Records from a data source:
########################################
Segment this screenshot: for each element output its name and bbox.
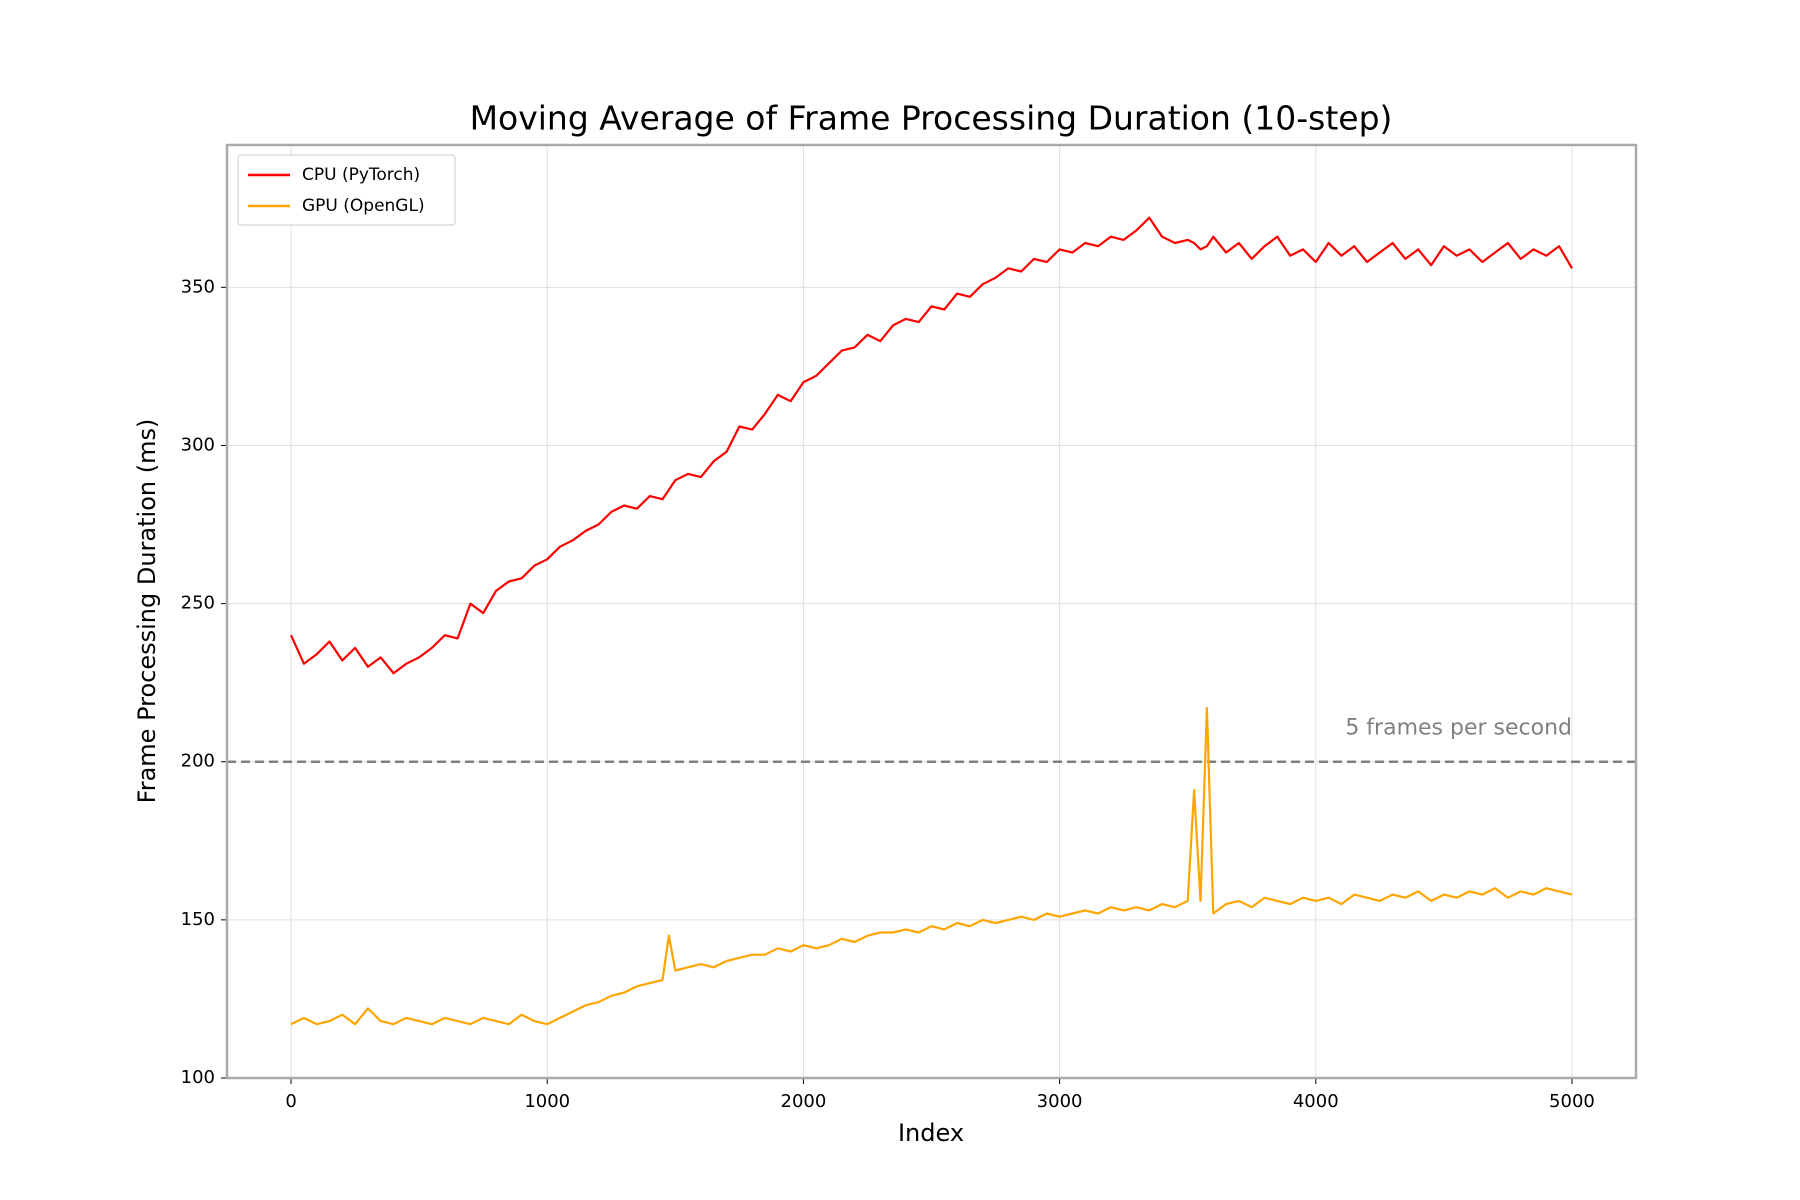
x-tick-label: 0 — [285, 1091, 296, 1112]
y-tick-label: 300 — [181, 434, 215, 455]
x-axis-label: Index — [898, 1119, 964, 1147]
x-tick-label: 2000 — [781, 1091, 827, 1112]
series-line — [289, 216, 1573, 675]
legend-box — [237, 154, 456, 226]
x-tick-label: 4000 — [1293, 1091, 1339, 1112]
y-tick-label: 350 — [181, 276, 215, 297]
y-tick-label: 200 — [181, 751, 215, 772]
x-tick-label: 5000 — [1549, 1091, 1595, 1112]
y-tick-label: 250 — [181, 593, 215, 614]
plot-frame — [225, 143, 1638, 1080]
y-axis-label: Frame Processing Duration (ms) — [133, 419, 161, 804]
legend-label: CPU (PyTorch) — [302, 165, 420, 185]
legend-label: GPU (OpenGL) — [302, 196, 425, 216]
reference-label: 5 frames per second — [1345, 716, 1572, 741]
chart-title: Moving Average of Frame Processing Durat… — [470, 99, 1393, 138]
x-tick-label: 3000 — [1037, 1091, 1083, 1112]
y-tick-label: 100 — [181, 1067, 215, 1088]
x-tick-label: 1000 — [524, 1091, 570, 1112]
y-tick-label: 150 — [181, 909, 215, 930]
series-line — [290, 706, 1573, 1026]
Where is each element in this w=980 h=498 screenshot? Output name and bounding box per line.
########################################
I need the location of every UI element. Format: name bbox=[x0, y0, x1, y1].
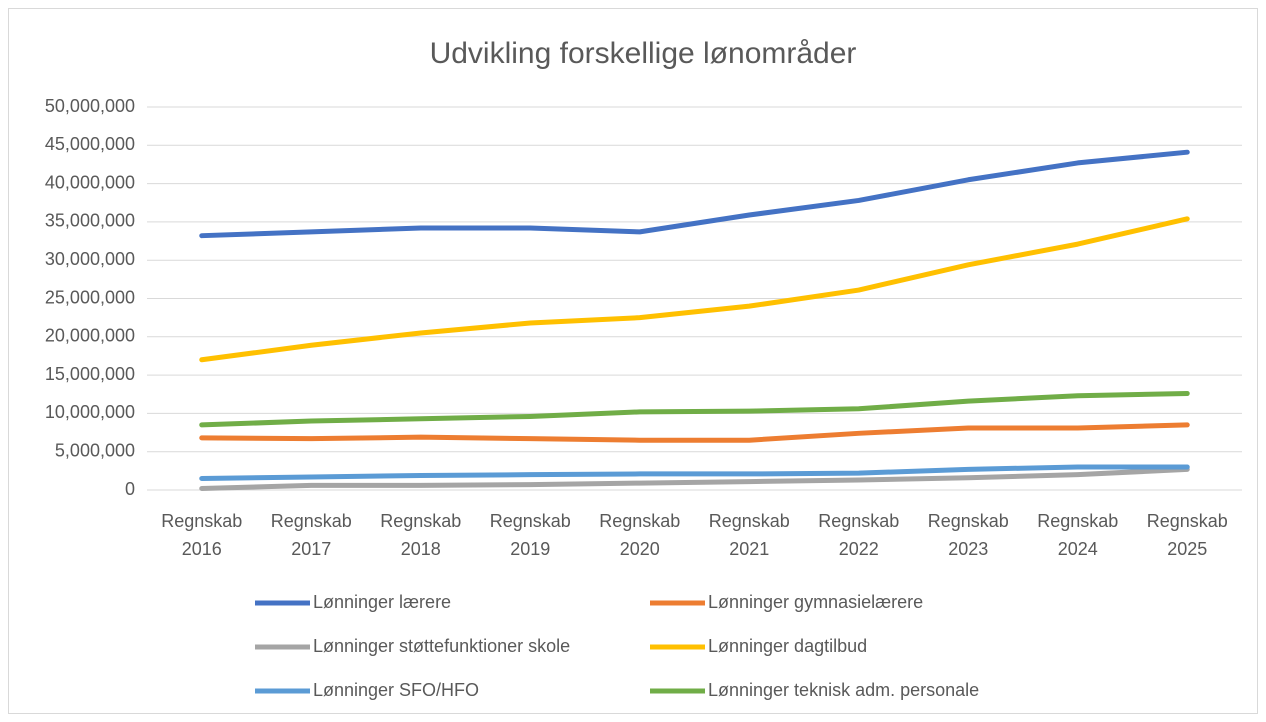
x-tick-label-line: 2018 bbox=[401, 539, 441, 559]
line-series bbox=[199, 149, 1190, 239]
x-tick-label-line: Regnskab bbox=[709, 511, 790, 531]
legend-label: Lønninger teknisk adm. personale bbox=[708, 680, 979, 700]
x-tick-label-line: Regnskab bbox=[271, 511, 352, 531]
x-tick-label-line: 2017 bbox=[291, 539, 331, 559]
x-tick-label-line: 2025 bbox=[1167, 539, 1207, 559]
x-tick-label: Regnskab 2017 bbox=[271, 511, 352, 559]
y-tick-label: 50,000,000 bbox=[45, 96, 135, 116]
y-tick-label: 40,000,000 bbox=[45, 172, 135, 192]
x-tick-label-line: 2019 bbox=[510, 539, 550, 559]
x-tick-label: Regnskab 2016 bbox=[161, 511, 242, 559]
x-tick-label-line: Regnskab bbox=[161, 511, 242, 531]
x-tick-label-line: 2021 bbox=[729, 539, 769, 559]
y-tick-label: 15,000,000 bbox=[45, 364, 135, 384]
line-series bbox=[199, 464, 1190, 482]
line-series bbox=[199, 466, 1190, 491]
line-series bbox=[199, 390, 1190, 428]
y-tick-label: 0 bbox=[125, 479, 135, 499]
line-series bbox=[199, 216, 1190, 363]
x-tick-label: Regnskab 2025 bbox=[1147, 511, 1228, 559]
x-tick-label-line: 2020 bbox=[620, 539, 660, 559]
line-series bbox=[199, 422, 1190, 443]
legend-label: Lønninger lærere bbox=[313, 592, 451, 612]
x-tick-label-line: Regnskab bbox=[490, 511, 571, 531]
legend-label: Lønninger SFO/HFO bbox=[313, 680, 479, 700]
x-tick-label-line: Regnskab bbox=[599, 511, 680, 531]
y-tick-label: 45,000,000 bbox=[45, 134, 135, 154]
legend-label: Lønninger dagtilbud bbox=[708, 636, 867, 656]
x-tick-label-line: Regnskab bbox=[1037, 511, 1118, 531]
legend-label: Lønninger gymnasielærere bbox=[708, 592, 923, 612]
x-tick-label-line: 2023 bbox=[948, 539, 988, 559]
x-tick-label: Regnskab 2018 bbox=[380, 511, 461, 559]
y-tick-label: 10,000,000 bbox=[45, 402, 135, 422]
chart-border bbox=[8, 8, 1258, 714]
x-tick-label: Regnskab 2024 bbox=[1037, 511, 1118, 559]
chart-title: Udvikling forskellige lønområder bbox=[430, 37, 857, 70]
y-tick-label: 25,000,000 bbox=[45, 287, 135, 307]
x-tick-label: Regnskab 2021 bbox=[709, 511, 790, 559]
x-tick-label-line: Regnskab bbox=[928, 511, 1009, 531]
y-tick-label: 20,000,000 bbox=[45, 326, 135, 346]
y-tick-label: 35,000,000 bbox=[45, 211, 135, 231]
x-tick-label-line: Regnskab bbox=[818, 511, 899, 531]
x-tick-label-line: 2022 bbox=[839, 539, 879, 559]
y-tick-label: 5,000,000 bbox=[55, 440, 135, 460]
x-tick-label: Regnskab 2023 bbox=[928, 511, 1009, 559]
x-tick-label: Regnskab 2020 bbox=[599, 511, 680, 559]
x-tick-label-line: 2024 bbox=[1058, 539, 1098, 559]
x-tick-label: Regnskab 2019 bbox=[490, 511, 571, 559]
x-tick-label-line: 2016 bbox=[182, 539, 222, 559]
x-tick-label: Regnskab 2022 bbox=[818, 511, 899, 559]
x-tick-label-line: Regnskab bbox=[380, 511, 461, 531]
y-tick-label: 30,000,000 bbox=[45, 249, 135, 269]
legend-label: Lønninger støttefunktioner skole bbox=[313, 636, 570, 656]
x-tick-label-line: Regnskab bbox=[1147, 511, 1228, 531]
########################################
Prompt:
Please quote, word for word, the entries above from the line with "x-tick-label-line: 2018 bbox=[401, 539, 441, 559]" up to and including the line with "x-tick-label-line: 2019 bbox=[510, 539, 550, 559]".

Exercise solution:
x-tick-label-line: 2018 bbox=[401, 539, 441, 559]
line-series bbox=[199, 149, 1190, 239]
x-tick-label-line: Regnskab bbox=[709, 511, 790, 531]
legend-label: Lønninger teknisk adm. personale bbox=[708, 680, 979, 700]
x-tick-label-line: Regnskab bbox=[271, 511, 352, 531]
x-tick-label-line: 2017 bbox=[291, 539, 331, 559]
x-tick-label-line: 2025 bbox=[1167, 539, 1207, 559]
x-tick-label: Regnskab 2017 bbox=[271, 511, 352, 559]
y-tick-label: 50,000,000 bbox=[45, 96, 135, 116]
y-tick-label: 40,000,000 bbox=[45, 172, 135, 192]
x-tick-label-line: 2019 bbox=[510, 539, 550, 559]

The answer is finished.